── Alıntı metin ──

Milletin alnında keriz mi yazıyor?..
Fehmi Koru; Rodos şövalyeliği sırasında Aydın Doğan’ın bir adım arkasında eli kılıcının kabzasında öylece beklemiyor muydu?..
Çok kızmışsın Ahmet Hakan…
Belli ki; klavyenin başına geçmiş…
Başını iki elinin arasına almış ve düşünmüşsün(!)…
Sakin olmak
istiyordun…
Genlerinden kaynaklanan isyankâr
duyguları bastırmak, sükûnetini muhafaza etmek istiyordun belli
ki…
Sükûnetin senin en kıymetli
hazinendi…
Bir an için Rodos’u
düşündün…
Yoksa bir daha gidemeyecek
miydin?..
Fasıl muhabbetleri bitiyor
muydu?..

───
── Çıkarılan kayıtlar ──

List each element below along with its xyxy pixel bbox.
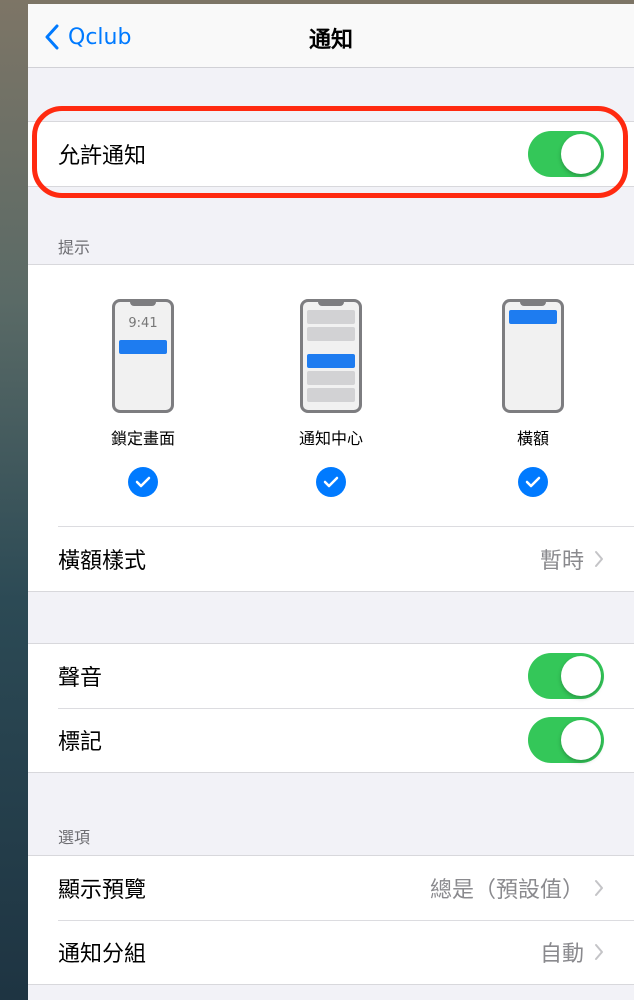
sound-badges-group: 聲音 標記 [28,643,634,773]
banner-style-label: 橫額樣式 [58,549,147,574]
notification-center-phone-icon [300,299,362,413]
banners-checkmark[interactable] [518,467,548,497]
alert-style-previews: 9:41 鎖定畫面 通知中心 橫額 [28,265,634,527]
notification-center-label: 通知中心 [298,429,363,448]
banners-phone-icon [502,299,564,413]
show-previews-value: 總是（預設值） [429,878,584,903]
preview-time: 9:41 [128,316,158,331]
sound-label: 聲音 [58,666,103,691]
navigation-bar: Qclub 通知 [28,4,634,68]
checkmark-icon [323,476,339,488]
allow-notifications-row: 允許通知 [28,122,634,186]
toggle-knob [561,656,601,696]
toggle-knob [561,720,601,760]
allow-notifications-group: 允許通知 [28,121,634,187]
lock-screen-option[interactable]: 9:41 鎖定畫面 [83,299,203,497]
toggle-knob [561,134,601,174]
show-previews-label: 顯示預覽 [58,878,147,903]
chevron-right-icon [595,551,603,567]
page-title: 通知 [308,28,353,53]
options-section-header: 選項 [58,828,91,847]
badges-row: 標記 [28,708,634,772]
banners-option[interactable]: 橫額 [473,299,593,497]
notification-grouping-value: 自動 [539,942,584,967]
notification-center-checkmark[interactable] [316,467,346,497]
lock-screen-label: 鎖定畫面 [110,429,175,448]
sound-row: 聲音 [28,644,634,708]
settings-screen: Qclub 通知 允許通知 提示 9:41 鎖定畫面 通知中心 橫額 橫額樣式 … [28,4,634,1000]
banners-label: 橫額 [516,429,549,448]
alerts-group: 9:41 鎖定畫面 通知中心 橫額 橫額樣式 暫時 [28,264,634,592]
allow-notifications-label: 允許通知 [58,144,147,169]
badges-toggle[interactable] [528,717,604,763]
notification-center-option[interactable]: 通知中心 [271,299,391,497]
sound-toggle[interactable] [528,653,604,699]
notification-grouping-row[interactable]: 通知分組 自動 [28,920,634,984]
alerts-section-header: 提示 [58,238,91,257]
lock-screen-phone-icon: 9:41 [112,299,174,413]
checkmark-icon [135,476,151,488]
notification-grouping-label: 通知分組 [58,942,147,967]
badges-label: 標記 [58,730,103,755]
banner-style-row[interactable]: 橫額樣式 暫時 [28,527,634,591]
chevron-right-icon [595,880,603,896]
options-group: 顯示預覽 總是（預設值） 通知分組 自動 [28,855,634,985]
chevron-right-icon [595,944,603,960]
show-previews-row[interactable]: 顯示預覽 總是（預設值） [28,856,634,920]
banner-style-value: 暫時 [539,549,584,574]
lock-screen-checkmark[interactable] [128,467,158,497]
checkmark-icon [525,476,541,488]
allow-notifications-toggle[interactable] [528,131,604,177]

───

### Görevler
**a.** Alıntı metni düzenle: "Milletin alnında keriz" ifadesinden "öylece beklemiyor muydu?.." ifadesine kadar her şeyi, "kılıcının kabzasında" yerine "kaleminin ucunda" koyarak yeniden yaz.
**b.** Alıntı metne göre şu soruları yanıtla:
(i) Hitap edilen kişinin adı ne?
(ii) Hitap edilen kişi neyin başına geçmiş?
(iii) Sükûnet, hitap edilen kişi için neydi?
**c.** Lütfen aşağıdaki ifadelerin alıntı metinle uyuşup uyuşmadığını belirt; her birine evet ya da hayır de ve metindeki belirleyici sözleri aynen aktar.
(i) Hitap edilen kişinin başını iki elinin arasına aldığı söyleniyor.
(ii) Hitap edilen kişi sakin olmak istemiyordu.
(iii) Hitap edilen kişi bir an için Rodos'u düşündü.
Bu alıştırmada listeye gerek yok.

### Yanıtlar
**a.**
Milletin alnında keriz mi yazıyor?..
Fehmi Koru; Rodos şövalyeliği sırasında Aydın Doğan’ın bir adım arkasında eli kaleminin ucunda öylece beklemiyor muydu?..

**b.**
(i) Ahmet Hakan.
(ii) Klavyenin başına.
(iii) En kıymetli hazinesiydi.

**c.**
(i) Evet: "Başını iki elinin arasına almış ve düşünmüşsün(!)…"
(ii) Hayır: "Sakin olmak istiyordun…"
(iii) Evet: "Bir an için Rodos’u düşündün…"